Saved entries
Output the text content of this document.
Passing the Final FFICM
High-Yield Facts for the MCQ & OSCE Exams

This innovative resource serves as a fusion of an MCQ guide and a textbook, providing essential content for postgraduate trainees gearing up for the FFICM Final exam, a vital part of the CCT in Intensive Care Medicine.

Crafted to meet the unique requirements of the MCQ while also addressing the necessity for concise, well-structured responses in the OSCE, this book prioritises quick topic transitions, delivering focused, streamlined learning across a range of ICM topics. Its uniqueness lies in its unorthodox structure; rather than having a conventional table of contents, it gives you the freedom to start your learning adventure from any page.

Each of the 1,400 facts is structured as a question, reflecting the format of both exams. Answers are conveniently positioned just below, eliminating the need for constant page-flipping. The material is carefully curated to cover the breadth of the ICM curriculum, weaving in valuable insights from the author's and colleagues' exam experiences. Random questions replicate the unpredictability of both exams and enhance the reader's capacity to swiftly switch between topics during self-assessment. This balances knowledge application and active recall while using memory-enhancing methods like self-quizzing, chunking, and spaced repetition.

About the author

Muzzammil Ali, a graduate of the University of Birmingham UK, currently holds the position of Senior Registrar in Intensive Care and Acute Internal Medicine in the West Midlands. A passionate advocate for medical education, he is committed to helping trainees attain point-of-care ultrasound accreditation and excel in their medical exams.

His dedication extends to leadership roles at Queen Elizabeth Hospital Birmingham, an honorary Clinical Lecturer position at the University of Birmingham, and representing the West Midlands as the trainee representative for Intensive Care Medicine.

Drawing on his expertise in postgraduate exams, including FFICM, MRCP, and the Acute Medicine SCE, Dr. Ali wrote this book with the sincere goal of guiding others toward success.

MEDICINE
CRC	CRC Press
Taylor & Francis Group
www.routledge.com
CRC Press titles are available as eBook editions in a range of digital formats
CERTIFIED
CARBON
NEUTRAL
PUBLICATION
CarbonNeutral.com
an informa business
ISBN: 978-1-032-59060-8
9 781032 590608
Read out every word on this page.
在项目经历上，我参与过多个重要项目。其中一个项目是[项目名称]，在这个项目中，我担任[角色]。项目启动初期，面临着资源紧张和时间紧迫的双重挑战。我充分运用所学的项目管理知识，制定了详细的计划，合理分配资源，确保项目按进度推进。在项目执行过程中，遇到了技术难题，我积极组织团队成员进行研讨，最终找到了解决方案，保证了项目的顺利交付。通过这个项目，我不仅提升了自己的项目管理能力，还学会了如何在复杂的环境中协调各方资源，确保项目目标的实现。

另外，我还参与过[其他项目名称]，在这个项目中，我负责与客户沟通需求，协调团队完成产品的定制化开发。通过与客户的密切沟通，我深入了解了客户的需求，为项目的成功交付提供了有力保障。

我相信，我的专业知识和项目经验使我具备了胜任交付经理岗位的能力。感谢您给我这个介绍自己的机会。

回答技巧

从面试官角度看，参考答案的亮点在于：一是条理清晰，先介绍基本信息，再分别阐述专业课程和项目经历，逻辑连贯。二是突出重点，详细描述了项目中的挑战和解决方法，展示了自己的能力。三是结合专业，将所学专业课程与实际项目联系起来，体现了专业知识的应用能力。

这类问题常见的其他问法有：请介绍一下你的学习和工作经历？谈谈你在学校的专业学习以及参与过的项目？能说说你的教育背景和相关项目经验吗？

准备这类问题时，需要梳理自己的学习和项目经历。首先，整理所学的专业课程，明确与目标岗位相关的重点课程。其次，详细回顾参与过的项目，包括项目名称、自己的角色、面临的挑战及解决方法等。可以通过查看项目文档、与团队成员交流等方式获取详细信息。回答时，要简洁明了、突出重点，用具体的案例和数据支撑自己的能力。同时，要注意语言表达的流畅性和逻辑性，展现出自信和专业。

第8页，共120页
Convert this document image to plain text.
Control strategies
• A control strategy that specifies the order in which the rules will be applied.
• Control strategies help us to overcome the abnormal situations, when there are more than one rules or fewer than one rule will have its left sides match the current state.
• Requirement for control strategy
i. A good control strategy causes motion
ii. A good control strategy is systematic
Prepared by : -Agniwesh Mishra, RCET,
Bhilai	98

=== Description of the task ===
Select and copy every line of the material that holds the string "from".

=== Correct response ===
Crafted to meet the unique requirements of the MCQ while also addressing the necessity for concise, well-structured responses in the OSCE, this book prioritises quick topic transitions, delivering focused, streamlined learning across a range of ICM topics. Its uniqueness lies in its unorthodox structure; rather than having a conventional table of contents, it gives you the freedom to start your learning adventure from any page.
Each of the 1,400 facts is structured as a question, reflecting the format of both exams. Answers are conveniently positioned just below, eliminating the need for constant page-flipping. The material is carefully curated to cover the breadth of the ICM curriculum, weaving in valuable insights from the author's and colleagues' exam experiences. Random questions replicate the unpredictability of both exams and enhance the reader's capacity to swiftly switch between topics during self-assessment. This balances knowledge application and active recall while using memory-enhancing methods like self-quizzing, chunking, and spaced repetition.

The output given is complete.